## Task directions
Word for word, copy all the data and drop the pictures.

## Recorded data

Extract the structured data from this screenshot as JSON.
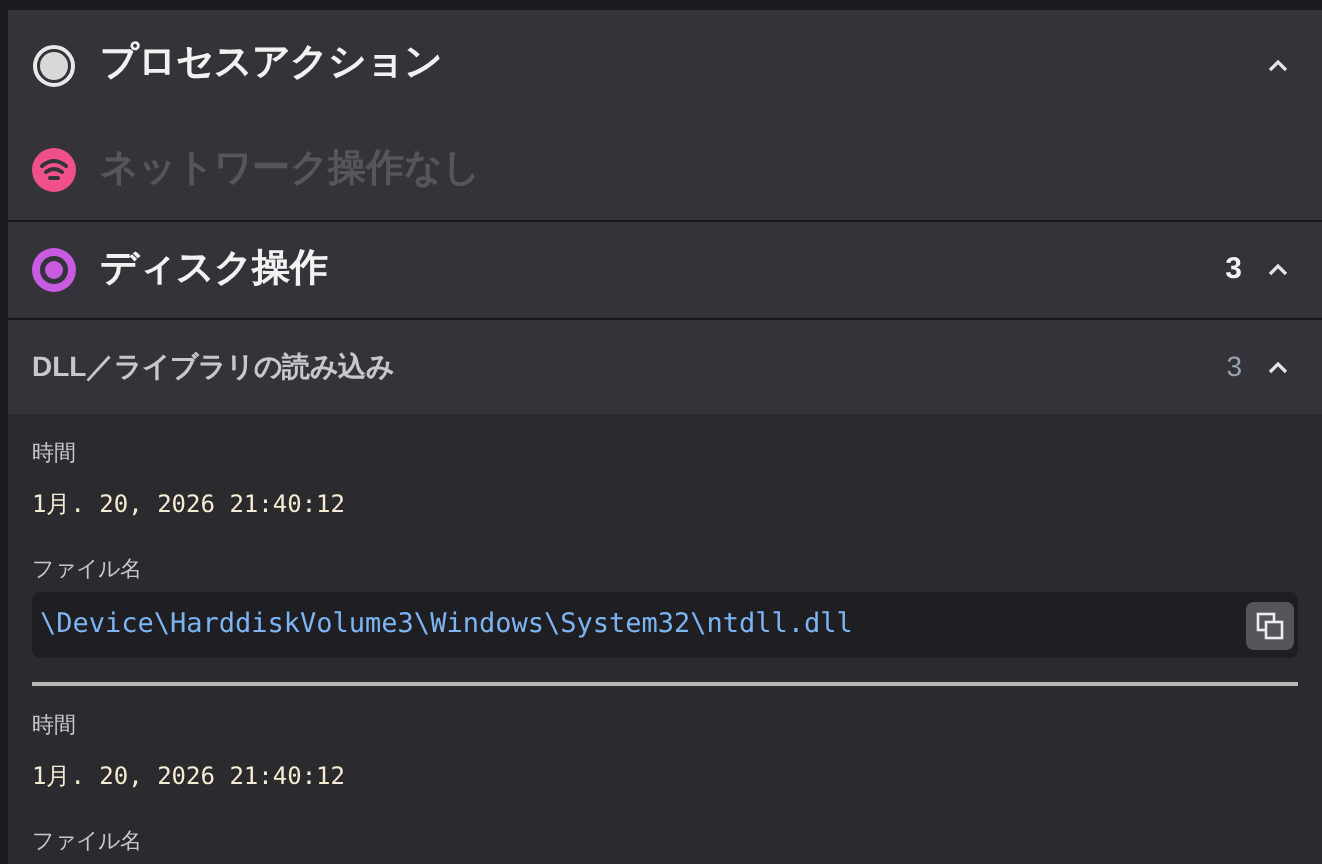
{
  "sections": [
    {
      "kind": "process",
      "title": "プロセスアクション",
      "expanded": true,
      "disabled": false
    },
    {
      "kind": "network",
      "title": "ネットワーク操作なし",
      "disabled": true
    },
    {
      "kind": "disk",
      "title": "ディスク操作",
      "count": "3",
      "expanded": true,
      "disabled": false
    }
  ],
  "subsection": {
    "title": "DLL／ライブラリの読み込み",
    "count": "3",
    "expanded": true,
    "entries": [
      {
        "time_label": "時間",
        "time": "1月. 20, 2026 21:40:12",
        "file_label": "ファイル名",
        "path": "\\Device\\HarddiskVolume3\\Windows\\System32\\ntdll.dll"
      },
      {
        "time_label": "時間",
        "time": "1月. 20, 2026 21:40:12",
        "file_label": "ファイル名"
      }
    ]
  }
}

## In response
Extract the structured data from this screenshot as JSON.
{
  "sections": [
    {
      "kind": "process",
      "title": "プロセスアクション",
      "expanded": true,
      "disabled": false
    },
    {
      "kind": "network",
      "title": "ネットワーク操作なし",
      "disabled": true
    },
    {
      "kind": "disk",
      "title": "ディスク操作",
      "count": "3",
      "expanded": true,
      "disabled": false
    }
  ],
  "subsection": {
    "title": "DLL／ライブラリの読み込み",
    "count": "3",
    "expanded": true,
    "entries": [
      {
        "time_label": "時間",
        "time": "1月. 20, 2026 21:40:12",
        "file_label": "ファイル名",
        "path": "\\Device\\HarddiskVolume3\\Windows\\System32\\ntdll.dll"
      },
      {
        "time_label": "時間",
        "time": "1月. 20, 2026 21:40:12",
        "file_label": "ファイル名"
      }
    ]
  }
}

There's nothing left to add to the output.